● What the task asks
Convert the rows into a numbered list, beginning with the first row and ending after the row that contains "x-tick-label: 125sqm [417, 383, 432, 433]". Omit blank lines.

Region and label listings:
* * *
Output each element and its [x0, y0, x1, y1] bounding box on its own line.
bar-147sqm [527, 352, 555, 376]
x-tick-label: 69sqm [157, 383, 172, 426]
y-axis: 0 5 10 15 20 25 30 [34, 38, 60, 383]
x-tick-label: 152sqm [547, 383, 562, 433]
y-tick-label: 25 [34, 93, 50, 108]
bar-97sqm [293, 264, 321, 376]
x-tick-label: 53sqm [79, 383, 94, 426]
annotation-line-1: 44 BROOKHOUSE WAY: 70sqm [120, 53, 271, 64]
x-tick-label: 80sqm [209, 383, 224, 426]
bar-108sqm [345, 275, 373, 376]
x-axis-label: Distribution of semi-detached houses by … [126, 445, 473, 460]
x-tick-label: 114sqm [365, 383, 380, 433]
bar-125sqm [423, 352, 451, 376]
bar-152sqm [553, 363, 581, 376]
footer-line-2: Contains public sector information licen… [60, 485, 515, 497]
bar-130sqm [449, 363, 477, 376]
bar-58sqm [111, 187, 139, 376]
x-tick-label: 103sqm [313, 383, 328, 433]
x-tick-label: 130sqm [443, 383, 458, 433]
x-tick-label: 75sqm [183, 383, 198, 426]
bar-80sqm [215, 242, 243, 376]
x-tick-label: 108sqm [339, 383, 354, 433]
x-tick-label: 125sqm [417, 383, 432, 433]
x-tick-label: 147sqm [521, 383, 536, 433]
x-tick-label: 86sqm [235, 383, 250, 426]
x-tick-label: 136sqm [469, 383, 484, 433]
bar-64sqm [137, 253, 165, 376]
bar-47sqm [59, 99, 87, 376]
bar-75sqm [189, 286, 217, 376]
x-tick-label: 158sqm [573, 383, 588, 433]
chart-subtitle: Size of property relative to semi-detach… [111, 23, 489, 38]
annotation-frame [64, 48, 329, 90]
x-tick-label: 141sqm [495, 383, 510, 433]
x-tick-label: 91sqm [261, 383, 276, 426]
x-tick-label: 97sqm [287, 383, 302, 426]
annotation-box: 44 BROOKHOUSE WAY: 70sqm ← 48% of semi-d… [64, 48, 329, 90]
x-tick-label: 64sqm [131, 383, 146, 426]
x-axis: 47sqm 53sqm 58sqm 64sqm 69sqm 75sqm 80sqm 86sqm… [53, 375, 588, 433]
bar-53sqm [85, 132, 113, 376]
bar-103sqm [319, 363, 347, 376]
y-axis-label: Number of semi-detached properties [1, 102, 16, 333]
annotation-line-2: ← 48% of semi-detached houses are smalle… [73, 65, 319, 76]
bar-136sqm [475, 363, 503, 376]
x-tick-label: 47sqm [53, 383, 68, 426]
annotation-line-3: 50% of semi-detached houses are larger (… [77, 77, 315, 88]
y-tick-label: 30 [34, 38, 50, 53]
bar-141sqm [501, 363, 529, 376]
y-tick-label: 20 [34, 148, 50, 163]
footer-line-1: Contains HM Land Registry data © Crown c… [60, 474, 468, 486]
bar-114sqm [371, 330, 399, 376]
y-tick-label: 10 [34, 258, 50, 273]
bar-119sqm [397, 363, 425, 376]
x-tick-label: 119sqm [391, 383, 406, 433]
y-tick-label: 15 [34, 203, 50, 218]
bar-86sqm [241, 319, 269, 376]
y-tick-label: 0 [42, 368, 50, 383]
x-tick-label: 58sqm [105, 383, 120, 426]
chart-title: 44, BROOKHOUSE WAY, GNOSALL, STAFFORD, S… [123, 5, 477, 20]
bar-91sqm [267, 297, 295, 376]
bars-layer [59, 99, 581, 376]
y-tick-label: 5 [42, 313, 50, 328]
* * *
● Solution to this exercise
1. Output each element and its [x0, y0, x1, y1] bounding box on its own line.
2. bar-147sqm [527, 352, 555, 376]
3. x-tick-label: 69sqm [157, 383, 172, 426]
4. y-axis: 0 5 10 15 20 25 30 [34, 38, 60, 383]
5. x-tick-label: 152sqm [547, 383, 562, 433]
6. y-tick-label: 25 [34, 93, 50, 108]
7. bar-97sqm [293, 264, 321, 376]
8. x-tick-label: 53sqm [79, 383, 94, 426]
9. annotation-line-1: 44 BROOKHOUSE WAY: 70sqm [120, 53, 271, 64]
10. x-tick-label: 80sqm [209, 383, 224, 426]
11. bar-108sqm [345, 275, 373, 376]
12. x-axis-label: Distribution of semi-detached houses by … [126, 445, 473, 460]
13. x-tick-label: 114sqm [365, 383, 380, 433]
14. bar-125sqm [423, 352, 451, 376]
15. bar-152sqm [553, 363, 581, 376]
16. footer-line-2: Contains public sector information licen… [60, 485, 515, 497]
17. bar-130sqm [449, 363, 477, 376]
18. bar-58sqm [111, 187, 139, 376]
19. x-tick-label: 103sqm [313, 383, 328, 433]
20. x-tick-label: 130sqm [443, 383, 458, 433]
21. x-tick-label: 75sqm [183, 383, 198, 426]
22. bar-80sqm [215, 242, 243, 376]
23. x-tick-label: 108sqm [339, 383, 354, 433]
24. x-tick-label: 125sqm [417, 383, 432, 433]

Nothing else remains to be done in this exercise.